■ **GIVEN DATA**:

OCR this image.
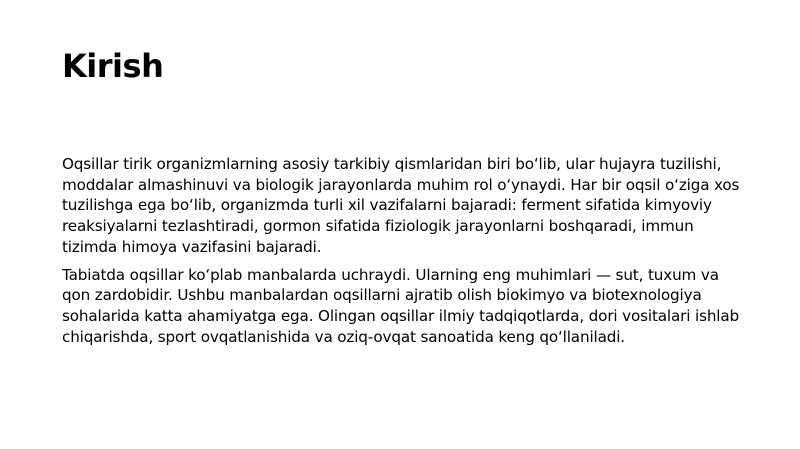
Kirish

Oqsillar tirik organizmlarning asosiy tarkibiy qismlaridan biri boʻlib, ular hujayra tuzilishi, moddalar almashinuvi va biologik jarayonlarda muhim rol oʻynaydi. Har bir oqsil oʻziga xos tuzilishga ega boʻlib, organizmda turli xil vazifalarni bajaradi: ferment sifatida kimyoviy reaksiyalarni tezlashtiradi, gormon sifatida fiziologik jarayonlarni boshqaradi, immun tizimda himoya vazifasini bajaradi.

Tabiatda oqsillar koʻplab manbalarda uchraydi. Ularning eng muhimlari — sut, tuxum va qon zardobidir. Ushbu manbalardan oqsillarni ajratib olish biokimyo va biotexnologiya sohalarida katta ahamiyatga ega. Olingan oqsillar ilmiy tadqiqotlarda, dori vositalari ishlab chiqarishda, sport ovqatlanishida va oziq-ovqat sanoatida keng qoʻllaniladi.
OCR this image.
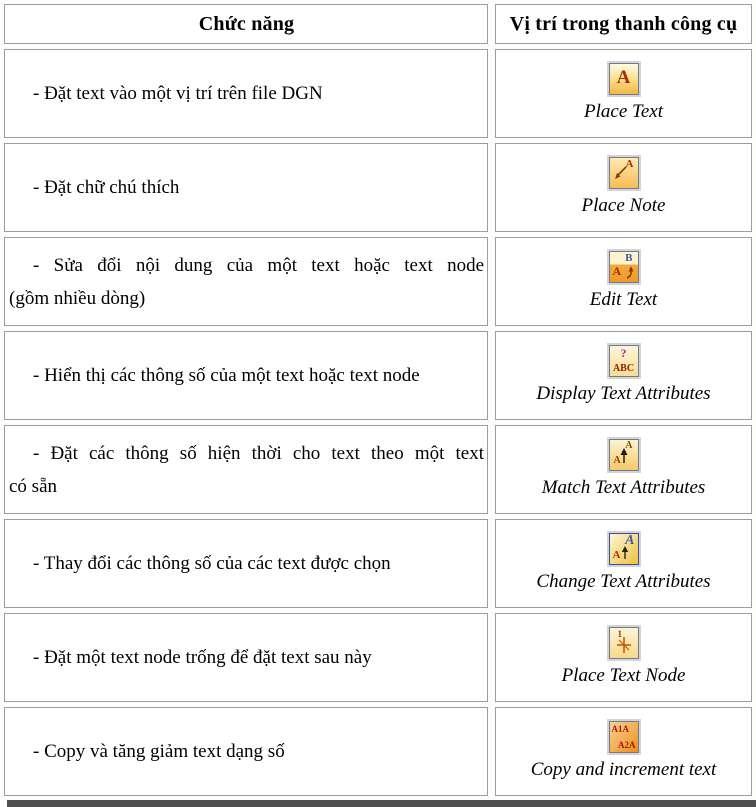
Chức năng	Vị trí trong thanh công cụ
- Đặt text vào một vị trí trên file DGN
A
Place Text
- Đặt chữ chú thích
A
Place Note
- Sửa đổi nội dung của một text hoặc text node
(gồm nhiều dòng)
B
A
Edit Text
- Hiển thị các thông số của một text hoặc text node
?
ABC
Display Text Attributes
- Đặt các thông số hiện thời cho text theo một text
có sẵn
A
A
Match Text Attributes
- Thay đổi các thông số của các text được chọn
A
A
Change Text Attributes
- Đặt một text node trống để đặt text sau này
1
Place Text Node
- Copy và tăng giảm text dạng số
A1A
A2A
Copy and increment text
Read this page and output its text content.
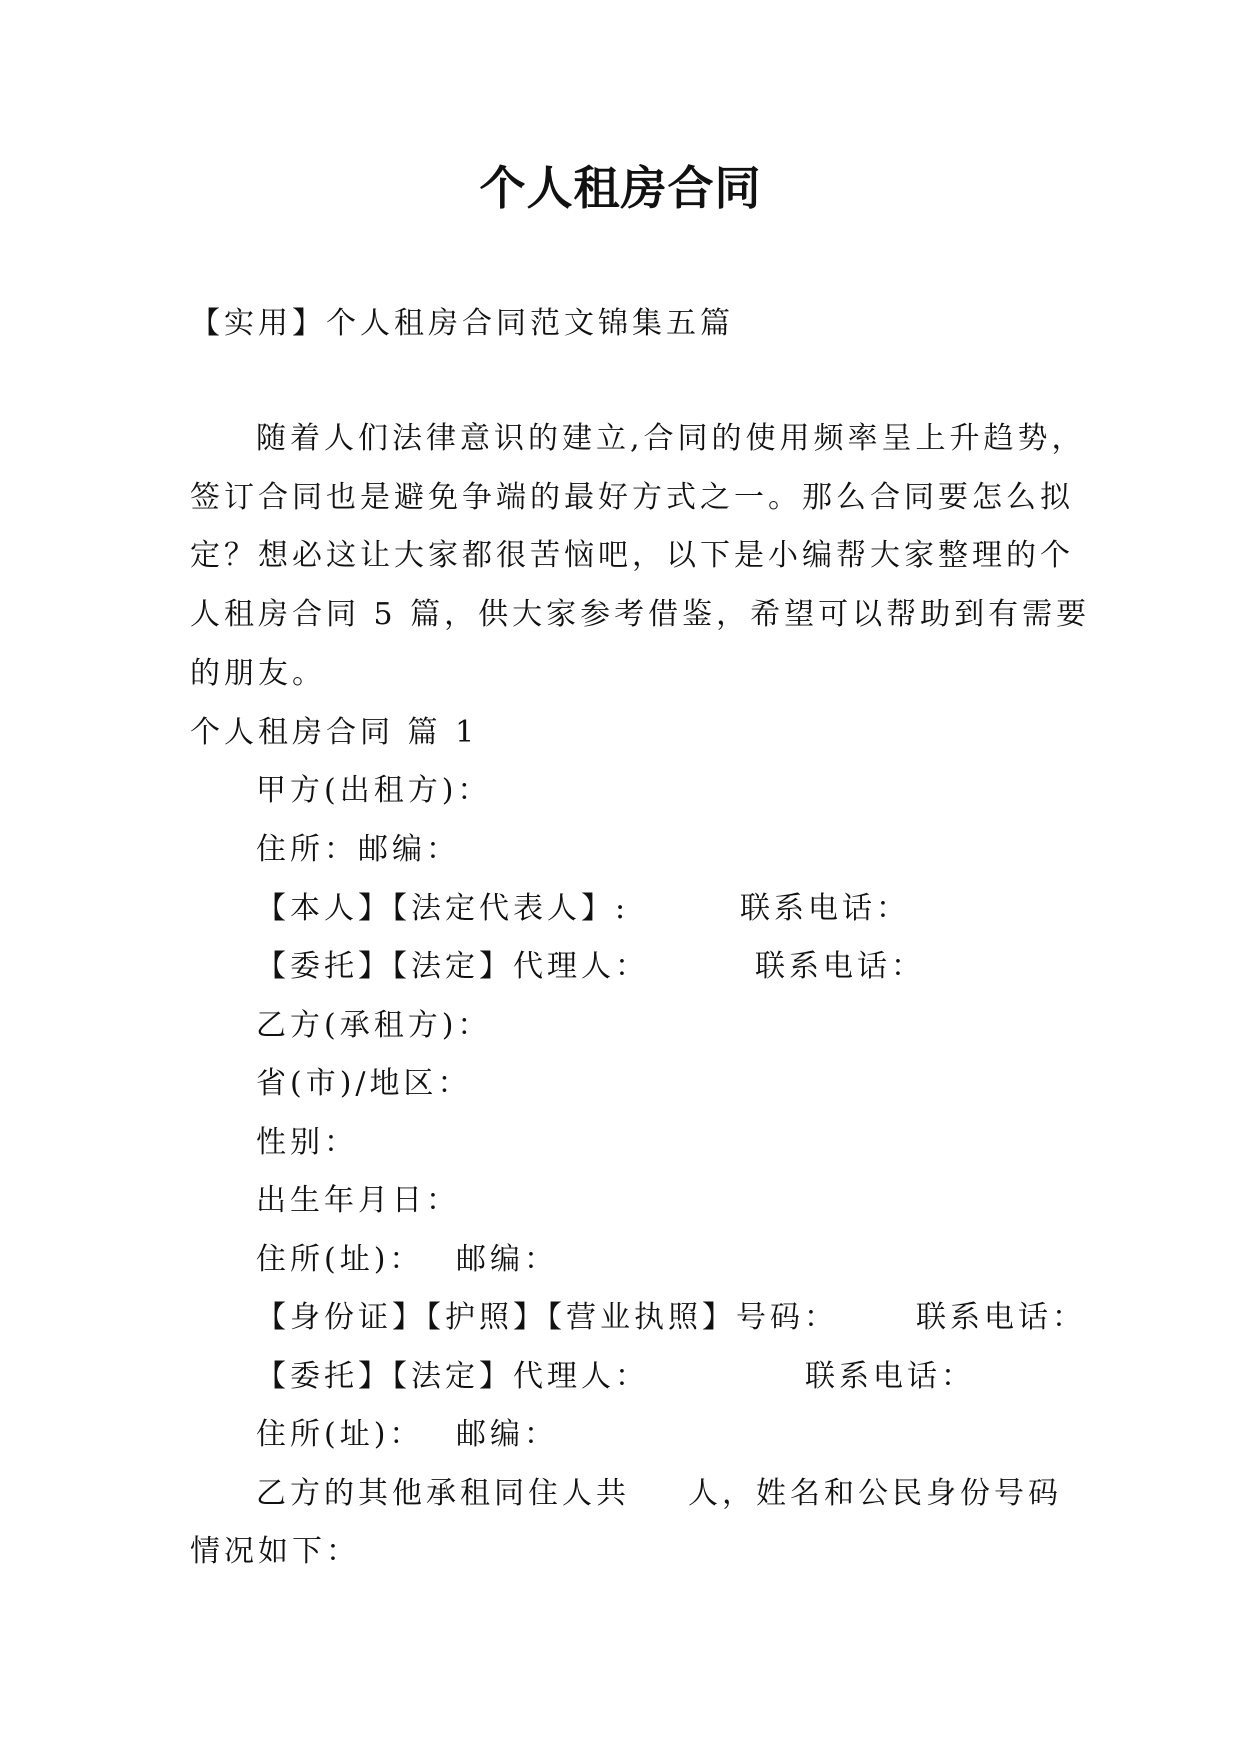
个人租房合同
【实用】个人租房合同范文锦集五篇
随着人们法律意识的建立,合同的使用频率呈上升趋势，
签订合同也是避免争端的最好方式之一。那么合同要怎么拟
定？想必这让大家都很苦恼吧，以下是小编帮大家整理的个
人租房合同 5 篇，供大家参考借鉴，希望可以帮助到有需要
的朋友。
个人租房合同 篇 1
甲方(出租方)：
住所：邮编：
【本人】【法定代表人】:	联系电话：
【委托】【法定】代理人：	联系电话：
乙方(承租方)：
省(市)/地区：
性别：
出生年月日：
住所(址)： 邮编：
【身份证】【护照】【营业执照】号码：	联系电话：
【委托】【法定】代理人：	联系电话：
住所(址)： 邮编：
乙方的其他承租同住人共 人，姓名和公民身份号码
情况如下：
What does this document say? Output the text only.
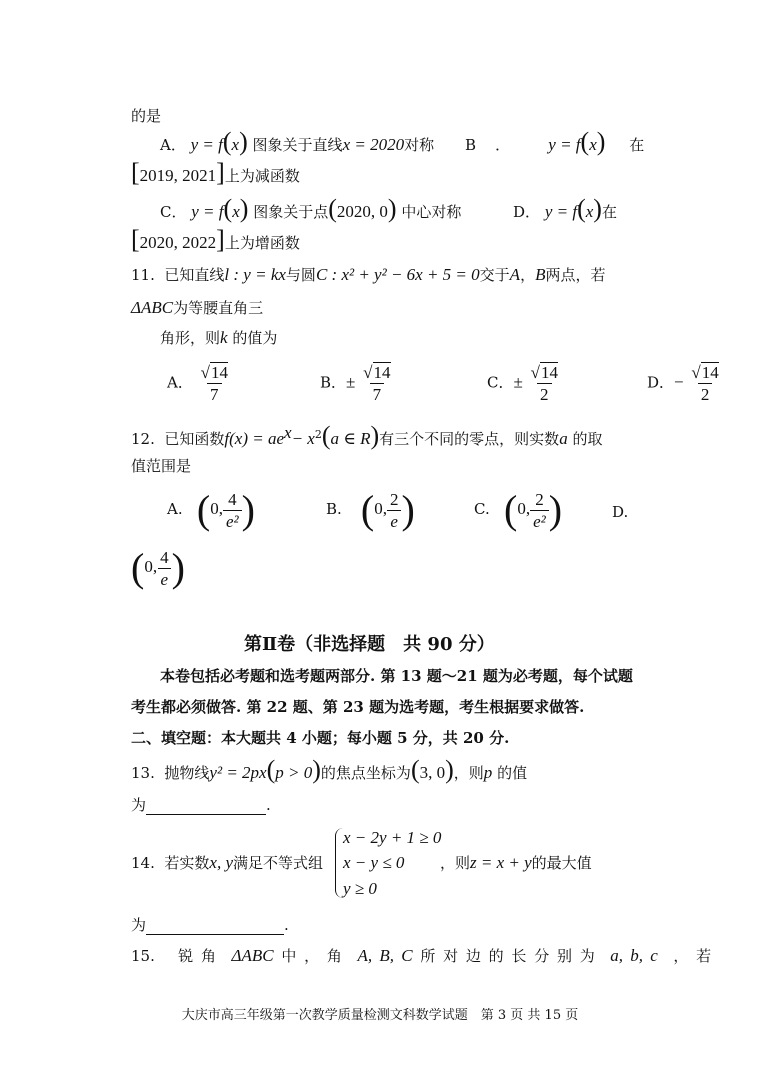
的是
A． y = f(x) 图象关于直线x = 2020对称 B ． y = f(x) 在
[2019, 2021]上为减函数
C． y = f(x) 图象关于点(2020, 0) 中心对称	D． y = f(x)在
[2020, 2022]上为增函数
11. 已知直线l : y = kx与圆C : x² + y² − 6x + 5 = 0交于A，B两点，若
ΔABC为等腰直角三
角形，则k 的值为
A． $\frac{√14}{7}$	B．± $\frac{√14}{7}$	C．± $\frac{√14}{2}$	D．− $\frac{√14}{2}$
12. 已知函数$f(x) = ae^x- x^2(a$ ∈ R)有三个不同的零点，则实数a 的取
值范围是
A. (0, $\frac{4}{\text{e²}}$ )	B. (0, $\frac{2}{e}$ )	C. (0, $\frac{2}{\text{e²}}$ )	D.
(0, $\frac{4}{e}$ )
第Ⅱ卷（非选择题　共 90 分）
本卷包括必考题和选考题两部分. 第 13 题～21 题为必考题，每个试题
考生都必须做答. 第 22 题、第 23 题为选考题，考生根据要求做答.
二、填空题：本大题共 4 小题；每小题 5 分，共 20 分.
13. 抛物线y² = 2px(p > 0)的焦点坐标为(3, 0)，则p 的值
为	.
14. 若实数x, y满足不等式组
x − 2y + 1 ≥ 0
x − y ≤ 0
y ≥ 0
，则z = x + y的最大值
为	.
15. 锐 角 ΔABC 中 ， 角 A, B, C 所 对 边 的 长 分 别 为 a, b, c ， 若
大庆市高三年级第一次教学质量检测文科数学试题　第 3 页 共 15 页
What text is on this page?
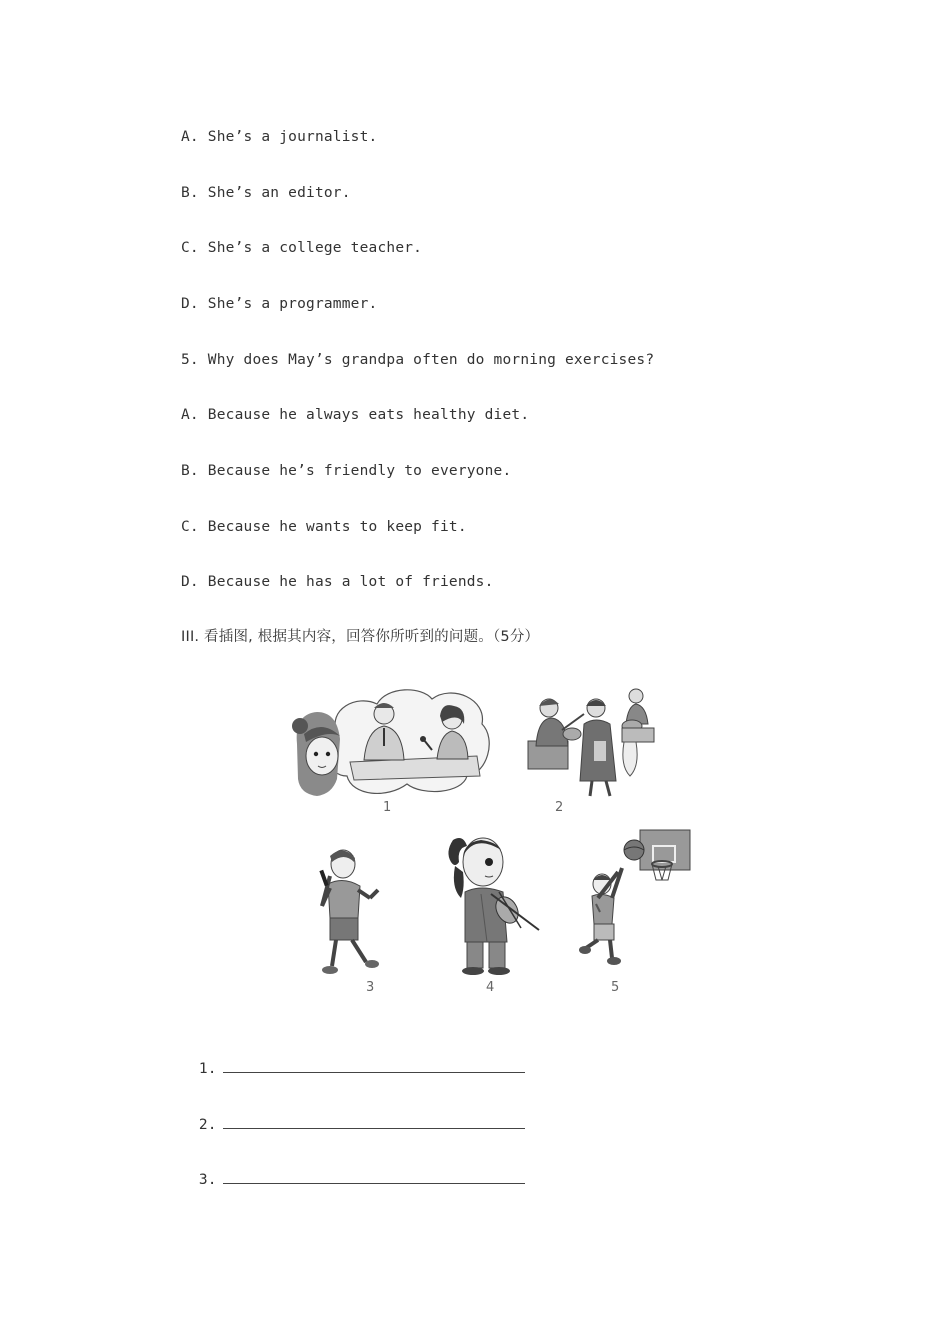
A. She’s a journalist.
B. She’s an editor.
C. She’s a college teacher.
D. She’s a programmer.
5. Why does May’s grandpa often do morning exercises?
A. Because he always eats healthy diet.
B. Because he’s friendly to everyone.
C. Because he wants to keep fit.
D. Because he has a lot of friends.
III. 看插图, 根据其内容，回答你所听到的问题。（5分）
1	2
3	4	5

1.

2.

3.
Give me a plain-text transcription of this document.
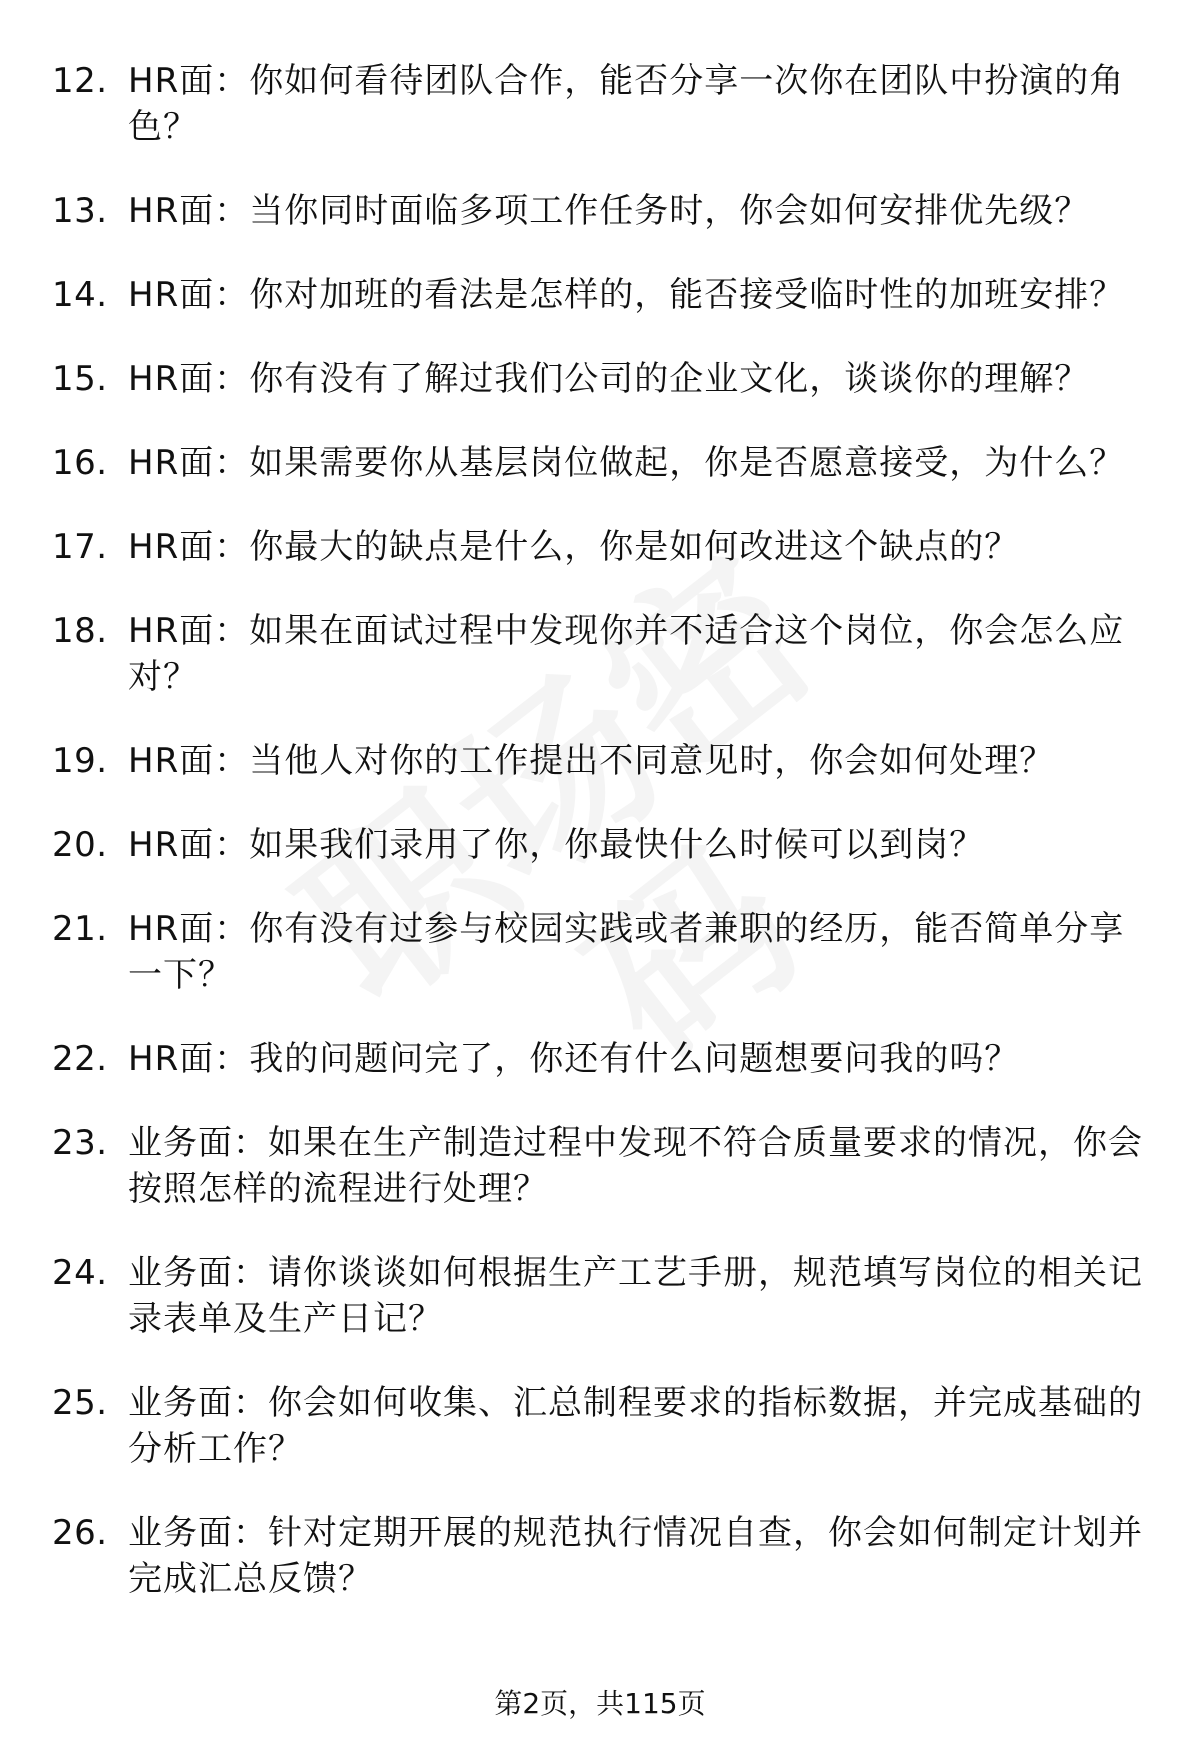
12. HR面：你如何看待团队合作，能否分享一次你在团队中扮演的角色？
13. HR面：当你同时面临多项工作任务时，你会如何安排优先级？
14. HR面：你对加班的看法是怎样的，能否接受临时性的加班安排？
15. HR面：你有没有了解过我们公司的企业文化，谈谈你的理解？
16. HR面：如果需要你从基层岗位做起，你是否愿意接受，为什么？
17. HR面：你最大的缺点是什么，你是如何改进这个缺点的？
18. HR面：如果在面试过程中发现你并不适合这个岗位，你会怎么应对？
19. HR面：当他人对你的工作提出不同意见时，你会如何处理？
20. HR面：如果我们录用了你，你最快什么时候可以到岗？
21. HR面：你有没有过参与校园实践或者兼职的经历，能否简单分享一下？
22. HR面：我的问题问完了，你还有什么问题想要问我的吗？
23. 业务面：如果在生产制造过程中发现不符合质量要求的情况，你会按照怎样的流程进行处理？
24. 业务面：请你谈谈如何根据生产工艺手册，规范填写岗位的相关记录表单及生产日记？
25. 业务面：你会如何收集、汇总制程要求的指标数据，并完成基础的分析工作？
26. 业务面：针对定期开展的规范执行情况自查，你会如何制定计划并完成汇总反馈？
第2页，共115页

■ **WHAT YOU HAVE TO DO**:
Where the line containing "What text is on this page?" appears above, start there and set down each line exactly through the last line of the data; leave out every picture.

■ **COMPLETED EXERCISE**:
What text is on this page?
A. She’s a journalist.
B. She’s an editor.
C. She’s a college teacher.
D. She’s a programmer.
5. Why does May’s grandpa often do morning exercises?
A. Because he always eats healthy diet.
B. Because he’s friendly to everyone.
C. Because he wants to keep fit.
D. Because he has a lot of friends.
III. 看插图, 根据其内容，回答你所听到的问题。（5分）
1	2
3	4	5

1.

2.

3.
Give me a plain-text transcription of this document.
12. HR面：你如何看待团队合作，能否分享一次你在团队中扮演的角色？
13. HR面：当你同时面临多项工作任务时，你会如何安排优先级？
14. HR面：你对加班的看法是怎样的，能否接受临时性的加班安排？
15. HR面：你有没有了解过我们公司的企业文化，谈谈你的理解？
16. HR面：如果需要你从基层岗位做起，你是否愿意接受，为什么？
17. HR面：你最大的缺点是什么，你是如何改进这个缺点的？
18. HR面：如果在面试过程中发现你并不适合这个岗位，你会怎么应对？
19. HR面：当他人对你的工作提出不同意见时，你会如何处理？
20. HR面：如果我们录用了你，你最快什么时候可以到岗？
21. HR面：你有没有过参与校园实践或者兼职的经历，能否简单分享一下？
22. HR面：我的问题问完了，你还有什么问题想要问我的吗？
23. 业务面：如果在生产制造过程中发现不符合质量要求的情况，你会按照怎样的流程进行处理？
24. 业务面：请你谈谈如何根据生产工艺手册，规范填写岗位的相关记录表单及生产日记？
25. 业务面：你会如何收集、汇总制程要求的指标数据，并完成基础的分析工作？
26. 业务面：针对定期开展的规范执行情况自查，你会如何制定计划并完成汇总反馈？
第2页，共115页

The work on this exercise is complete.